Directive: Output every line of the material exactly, omitting images.

◆ ◆ ◆

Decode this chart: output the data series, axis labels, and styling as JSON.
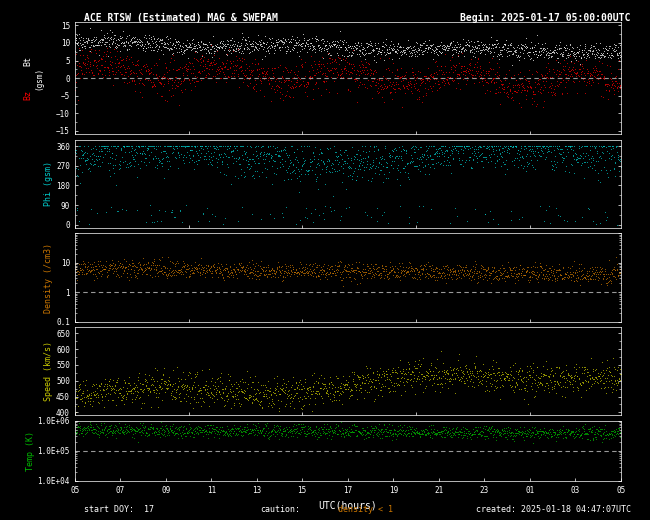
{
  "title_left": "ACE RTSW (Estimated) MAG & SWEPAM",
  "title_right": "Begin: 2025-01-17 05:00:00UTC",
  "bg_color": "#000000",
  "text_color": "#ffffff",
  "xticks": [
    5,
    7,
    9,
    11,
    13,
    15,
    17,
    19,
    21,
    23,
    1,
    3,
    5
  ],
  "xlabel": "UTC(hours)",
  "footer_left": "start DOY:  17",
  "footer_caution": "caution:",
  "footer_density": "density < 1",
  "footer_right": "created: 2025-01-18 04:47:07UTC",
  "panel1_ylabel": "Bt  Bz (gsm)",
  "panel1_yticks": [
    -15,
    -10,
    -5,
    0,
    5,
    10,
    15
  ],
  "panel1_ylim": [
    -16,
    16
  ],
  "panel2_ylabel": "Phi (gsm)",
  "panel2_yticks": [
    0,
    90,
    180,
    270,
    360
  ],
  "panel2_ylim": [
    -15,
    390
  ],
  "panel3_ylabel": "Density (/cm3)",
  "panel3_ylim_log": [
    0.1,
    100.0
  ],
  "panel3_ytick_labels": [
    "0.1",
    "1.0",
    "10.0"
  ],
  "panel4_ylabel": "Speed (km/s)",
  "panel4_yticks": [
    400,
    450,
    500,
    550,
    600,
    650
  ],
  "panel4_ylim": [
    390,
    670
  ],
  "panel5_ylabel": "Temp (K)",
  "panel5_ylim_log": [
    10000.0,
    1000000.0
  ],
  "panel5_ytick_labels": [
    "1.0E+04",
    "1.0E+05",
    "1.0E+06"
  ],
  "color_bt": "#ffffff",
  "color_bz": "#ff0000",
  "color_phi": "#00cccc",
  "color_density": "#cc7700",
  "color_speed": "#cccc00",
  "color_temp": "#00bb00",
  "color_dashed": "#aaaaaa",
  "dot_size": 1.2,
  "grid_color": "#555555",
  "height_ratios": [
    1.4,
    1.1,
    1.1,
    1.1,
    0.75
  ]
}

◆ ◆ ◆

Correct answer:
Decode this chart: output the data series, axis labels, and styling as JSON.
{
  "title_left": "ACE RTSW (Estimated) MAG & SWEPAM",
  "title_right": "Begin: 2025-01-17 05:00:00UTC",
  "bg_color": "#000000",
  "text_color": "#ffffff",
  "xticks": [
    5,
    7,
    9,
    11,
    13,
    15,
    17,
    19,
    21,
    23,
    1,
    3,
    5
  ],
  "xlabel": "UTC(hours)",
  "footer_left": "start DOY:  17",
  "footer_caution": "caution:",
  "footer_density": "density < 1",
  "footer_right": "created: 2025-01-18 04:47:07UTC",
  "panel1_ylabel": "Bt  Bz (gsm)",
  "panel1_yticks": [
    -15,
    -10,
    -5,
    0,
    5,
    10,
    15
  ],
  "panel1_ylim": [
    -16,
    16
  ],
  "panel2_ylabel": "Phi (gsm)",
  "panel2_yticks": [
    0,
    90,
    180,
    270,
    360
  ],
  "panel2_ylim": [
    -15,
    390
  ],
  "panel3_ylabel": "Density (/cm3)",
  "panel3_ylim_log": [
    0.1,
    100.0
  ],
  "panel3_ytick_labels": [
    "0.1",
    "1.0",
    "10.0"
  ],
  "panel4_ylabel": "Speed (km/s)",
  "panel4_yticks": [
    400,
    450,
    500,
    550,
    600,
    650
  ],
  "panel4_ylim": [
    390,
    670
  ],
  "panel5_ylabel": "Temp (K)",
  "panel5_ylim_log": [
    10000.0,
    1000000.0
  ],
  "panel5_ytick_labels": [
    "1.0E+04",
    "1.0E+05",
    "1.0E+06"
  ],
  "color_bt": "#ffffff",
  "color_bz": "#ff0000",
  "color_phi": "#00cccc",
  "color_density": "#cc7700",
  "color_speed": "#cccc00",
  "color_temp": "#00bb00",
  "color_dashed": "#aaaaaa",
  "dot_size": 1.2,
  "grid_color": "#555555",
  "height_ratios": [
    1.4,
    1.1,
    1.1,
    1.1,
    0.75
  ]
}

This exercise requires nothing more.